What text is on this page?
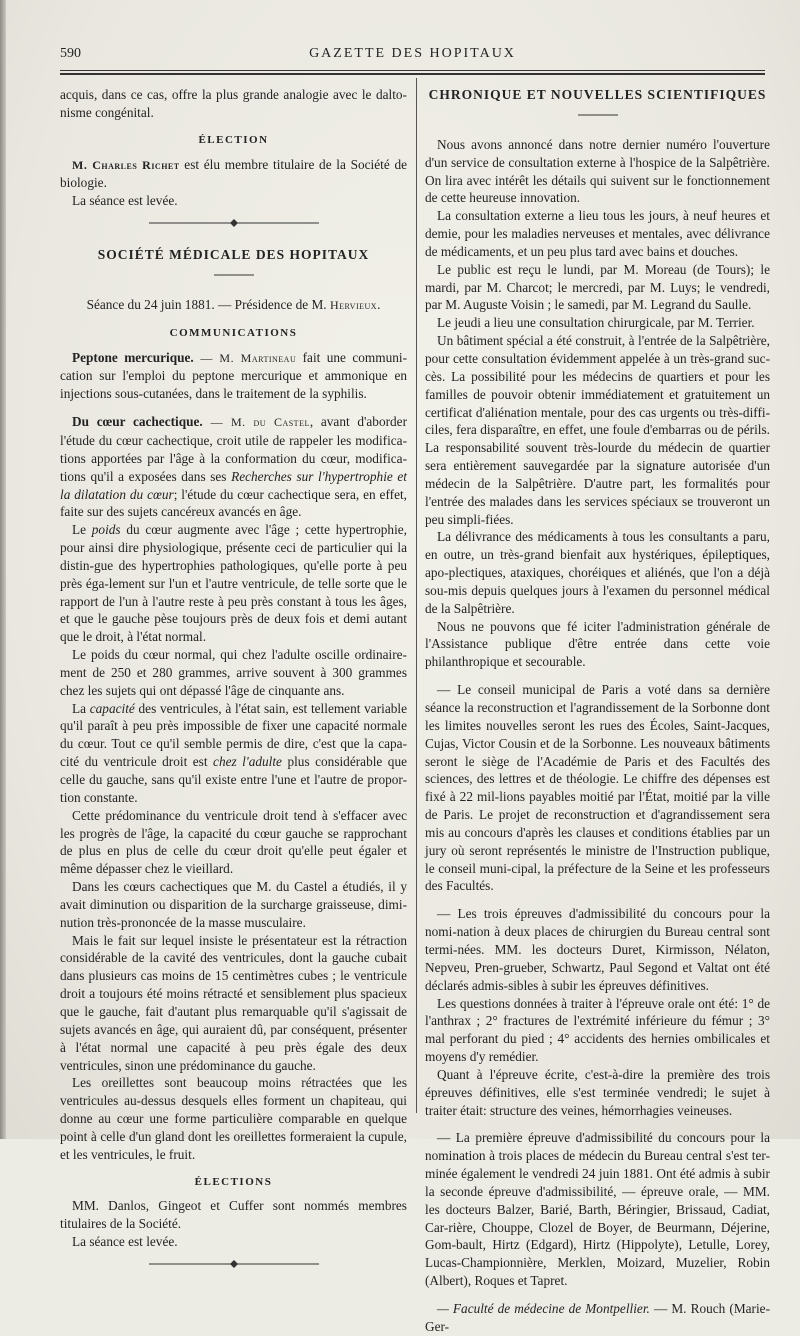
590	GAZETTE DES HOPITAUX

acquis, dans ce cas, offre la plus grande analogie avec le dalto-nisme congénital.

ÉLECTION

M. Charles Richet est élu membre titulaire de la Société de biologie.

La séance est levée.

SOCIÉTÉ MÉDICALE DES HOPITAUX

Séance du 24 juin 1881. — Présidence de M. Hervieux.

COMMUNICATIONS

Peptone mercurique. — M. Martineau fait une communi-cation sur l'emploi du peptone mercurique et ammonique en injections sous-cutanées, dans le traitement de la syphilis.

Du cœur cachectique. — M. du Castel, avant d'aborder l'étude du cœur cachectique, croit utile de rappeler les modifica-tions apportées par l'âge à la conformation du cœur, modifica-tions qu'il a exposées dans ses Recherches sur l'hypertrophie et la dilatation du cœur; l'étude du cœur cachectique sera, en effet, faite sur des sujets cancéreux avancés en âge.

Le poids du cœur augmente avec l'âge ; cette hypertrophie, pour ainsi dire physiologique, présente ceci de particulier qui la distin-gue des hypertrophies pathologiques, qu'elle porte à peu près éga-lement sur l'un et l'autre ventricule, de telle sorte que le rapport de l'un à l'autre reste à peu près constant à tous les âges, et que le gauche pèse toujours près de deux fois et demi autant que le droit, à l'état normal.

Le poids du cœur normal, qui chez l'adulte oscille ordinaire-ment de 250 et 280 grammes, arrive souvent à 300 grammes chez les sujets qui ont dépassé l'âge de cinquante ans.

La capacité des ventricules, à l'état sain, est tellement variable qu'il paraît à peu près impossible de fixer une capacité normale du cœur. Tout ce qu'il semble permis de dire, c'est que la capa-cité du ventricule droit est chez l'adulte plus considérable que celle du gauche, sans qu'il existe entre l'une et l'autre de propor-tion constante.

Cette prédominance du ventricule droit tend à s'effacer avec les progrès de l'âge, la capacité du cœur gauche se rapprochant de plus en plus de celle du cœur droit qu'elle peut égaler et même dépasser chez le vieillard.

Dans les cœurs cachectiques que M. du Castel a étudiés, il y avait diminution ou disparition de la surcharge graisseuse, dimi-nution très-prononcée de la masse musculaire.

Mais le fait sur lequel insiste le présentateur est la rétraction considérable de la cavité des ventricules, dont la gauche cubait dans plusieurs cas moins de 15 centimètres cubes ; le ventricule droit a toujours été moins rétracté et sensiblement plus spacieux que le gauche, fait d'autant plus remarquable qu'il s'agissait de sujets avancés en âge, qui auraient dû, par conséquent, présenter à l'état normal une capacité à peu près égale des deux ventricules, sinon une prédominance du gauche.

Les oreillettes sont beaucoup moins rétractées que les ventricules au-dessus desquels elles forment un chapiteau, qui donne au cœur une forme particulière comparable en quelque point à celle d'un gland dont les oreillettes formeraient la cupule, et les ventricules, le fruit.

ÉLECTIONS

MM. Danlos, Gingeot et Cuffer sont nommés membres titulaires de la Société.

La séance est levée.

CHRONIQUE ET NOUVELLES SCIENTIFIQUES

Nous avons annoncé dans notre dernier numéro l'ouverture d'un service de consultation externe à l'hospice de la Salpêtrière. On lira avec intérêt les détails qui suivent sur le fonctionnement de cette heureuse innovation.

La consultation externe a lieu tous les jours, à neuf heures et demie, pour les maladies nerveuses et mentales, avec délivrance de médicaments, et un peu plus tard avec bains et douches.

Le public est reçu le lundi, par M. Moreau (de Tours); le mardi, par M. Charcot; le mercredi, par M. Luys; le vendredi, par M. Auguste Voisin ; le samedi, par M. Legrand du Saulle.

Le jeudi a lieu une consultation chirurgicale, par M. Terrier.

Un bâtiment spécial a été construit, à l'entrée de la Salpêtrière, pour cette consultation évidemment appelée à un très-grand suc-cès. La possibilité pour les médecins de quartiers et pour les familles de pouvoir obtenir immédiatement et gratuitement un certificat d'aliénation mentale, pour des cas urgents ou très-diffi-ciles, fera disparaître, en effet, une foule d'embarras ou de périls. La responsabilité souvent très-lourde du médecin de quartier sera entièrement sauvegardée par la signature autorisée d'un médecin de la Salpêtrière. D'autre part, les formalités pour l'entrée des malades dans les services spéciaux se trouveront un peu simpli-fiées.

La délivrance des médicaments à tous les consultants a paru, en outre, un très-grand bienfait aux hystériques, épileptiques, apo-plectiques, ataxiques, choréiques et aliénés, que l'on a déjà sou-mis depuis quelques jours à l'examen du personnel médical de la Salpêtrière.

Nous ne pouvons que fé iciter l'administration générale de l'Assistance publique d'être entrée dans cette voie philanthropique et secourable.

— Le conseil municipal de Paris a voté dans sa dernière séance la reconstruction et l'agrandissement de la Sorbonne dont les limites nouvelles seront les rues des Écoles, Saint-Jacques, Cujas, Victor Cousin et de la Sorbonne. Les nouveaux bâtiments seront le siège de l'Académie de Paris et des Facultés des sciences, des lettres et de théologie. Le chiffre des dépenses est fixé à 22 mil-lions payables moitié par l'État, moitié par la ville de Paris. Le projet de reconstruction et d'agrandissement sera mis au concours d'après les clauses et conditions établies par un jury où seront représentés le ministre de l'Instruction publique, le conseil muni-cipal, la préfecture de la Seine et les professeurs des Facultés.

— Les trois épreuves d'admissibilité du concours pour la nomi-nation à deux places de chirurgien du Bureau central sont termi-nées. MM. les docteurs Duret, Kirmisson, Nélaton, Nepveu, Pren-grueber, Schwartz, Paul Segond et Valtat ont été déclarés admis-sibles à subir les épreuves définitives.

Les questions données à traiter à l'épreuve orale ont été: 1° de l'anthrax ; 2° fractures de l'extrémité inférieure du fémur ; 3° mal perforant du pied ; 4° accidents des hernies ombilicales et moyens d'y remédier.

Quant à l'épreuve écrite, c'est-à-dire la première des trois épreuves définitives, elle s'est terminée vendredi; le sujet à traiter était: structure des veines, hémorrhagies veineuses.

— La première épreuve d'admissibilité du concours pour la nomination à trois places de médecin du Bureau central s'est ter-minée également le vendredi 24 juin 1881. Ont été admis à subir la seconde épreuve d'admissibilité, — épreuve orale, — MM. les docteurs Balzer, Barié, Barth, Béringier, Brissaud, Cadiat, Car-rière, Chouppe, Clozel de Boyer, de Beurmann, Déjerine, Gom-bault, Hirtz (Edgard), Hirtz (Hippolyte), Letulle, Lorey, Lucas-Championnière, Merklen, Moizard, Muzelier, Robin (Albert), Roques et Tapret.

— Faculté de médecine de Montpellier. — M. Rouch (Marie-Ger-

▶ **Exercise description**: List the lines of the entries that include "lieu".

▶ **Full output**:
La consultation externe a lieu tous les jours, à neuf heures et demie, pour les maladies nerveuses et mentales, avec délivrance de médicaments, et un peu plus tard avec bains et douches.
Le jeudi a lieu une consultation chirurgicale, par M. Terrier.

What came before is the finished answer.